▶ [THE REQUEST] Retype every line of the entries below without any changes, leaving out the pictures.

___ INPUT FOR THIS TASK ___

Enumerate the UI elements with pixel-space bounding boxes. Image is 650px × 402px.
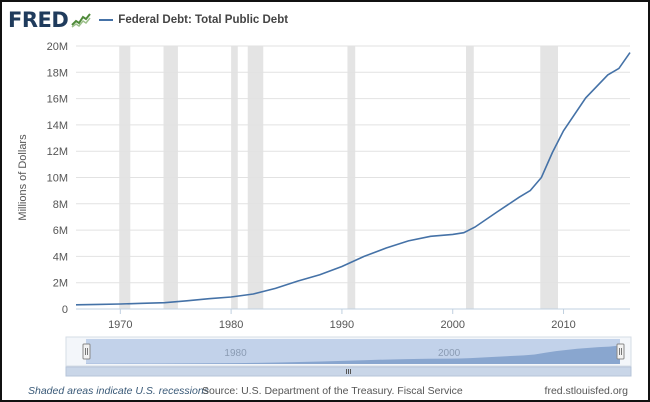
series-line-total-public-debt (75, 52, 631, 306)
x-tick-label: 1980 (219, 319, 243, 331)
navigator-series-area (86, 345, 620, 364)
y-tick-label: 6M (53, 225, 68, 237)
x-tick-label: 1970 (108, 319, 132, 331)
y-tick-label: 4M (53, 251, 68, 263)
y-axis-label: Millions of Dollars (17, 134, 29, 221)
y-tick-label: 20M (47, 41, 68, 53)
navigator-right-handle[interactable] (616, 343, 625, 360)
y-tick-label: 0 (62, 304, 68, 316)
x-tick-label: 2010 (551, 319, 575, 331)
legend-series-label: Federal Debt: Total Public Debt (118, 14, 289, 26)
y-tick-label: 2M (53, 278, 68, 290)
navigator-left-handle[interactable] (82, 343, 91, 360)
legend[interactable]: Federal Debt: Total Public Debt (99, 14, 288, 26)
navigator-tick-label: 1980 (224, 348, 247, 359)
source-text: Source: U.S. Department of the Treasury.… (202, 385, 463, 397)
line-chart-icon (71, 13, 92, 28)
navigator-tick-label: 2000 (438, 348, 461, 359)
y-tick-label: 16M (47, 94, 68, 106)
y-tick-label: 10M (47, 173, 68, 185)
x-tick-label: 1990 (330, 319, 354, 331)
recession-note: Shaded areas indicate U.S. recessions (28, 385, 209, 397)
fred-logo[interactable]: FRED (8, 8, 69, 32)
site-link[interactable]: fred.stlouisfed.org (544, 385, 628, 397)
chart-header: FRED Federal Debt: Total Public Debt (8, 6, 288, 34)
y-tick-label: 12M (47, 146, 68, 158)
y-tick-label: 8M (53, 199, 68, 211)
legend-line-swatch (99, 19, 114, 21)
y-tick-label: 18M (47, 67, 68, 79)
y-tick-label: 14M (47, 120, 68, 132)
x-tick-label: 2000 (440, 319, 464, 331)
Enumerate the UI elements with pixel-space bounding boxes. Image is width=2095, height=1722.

___

▶ [TASK SOLUTION]
Enumerate the UI elements with pixel-space bounding boxes. Image is 650px × 402px.
series-line-total-public-debt (75, 52, 631, 306)
x-tick-label: 1980 (219, 319, 243, 331)
navigator-series-area (86, 345, 620, 364)
y-tick-label: 6M (53, 225, 68, 237)
x-tick-label: 1970 (108, 319, 132, 331)
y-tick-label: 4M (53, 251, 68, 263)
y-axis-label: Millions of Dollars (17, 134, 29, 221)
y-tick-label: 20M (47, 41, 68, 53)
navigator-right-handle[interactable] (616, 343, 625, 360)
y-tick-label: 0 (62, 304, 68, 316)
x-tick-label: 2010 (551, 319, 575, 331)
legend-series-label: Federal Debt: Total Public Debt (118, 14, 289, 26)
y-tick-label: 2M (53, 278, 68, 290)
navigator-left-handle[interactable] (82, 343, 91, 360)
legend[interactable]: Federal Debt: Total Public Debt (99, 14, 288, 26)
navigator-tick-label: 1980 (224, 348, 247, 359)
source-text: Source: U.S. Department of the Treasury.… (202, 385, 463, 397)
line-chart-icon (71, 13, 92, 28)
navigator-tick-label: 2000 (438, 348, 461, 359)
y-tick-label: 16M (47, 94, 68, 106)
y-tick-label: 10M (47, 173, 68, 185)
x-tick-label: 1990 (330, 319, 354, 331)
recession-note: Shaded areas indicate U.S. recessions (28, 385, 209, 397)
fred-logo[interactable]: FRED (8, 8, 69, 32)
site-link[interactable]: fred.stlouisfed.org (544, 385, 628, 397)
chart-header: FRED Federal Debt: Total Public Debt (8, 6, 288, 34)
y-tick-label: 12M (47, 146, 68, 158)
y-tick-label: 8M (53, 199, 68, 211)
legend-line-swatch (99, 19, 114, 21)
y-tick-label: 18M (47, 67, 68, 79)
y-tick-label: 14M (47, 120, 68, 132)
x-tick-label: 2000 (440, 319, 464, 331)
Enumerate the UI elements with pixel-space bounding boxes. Image is width=2095, height=1722.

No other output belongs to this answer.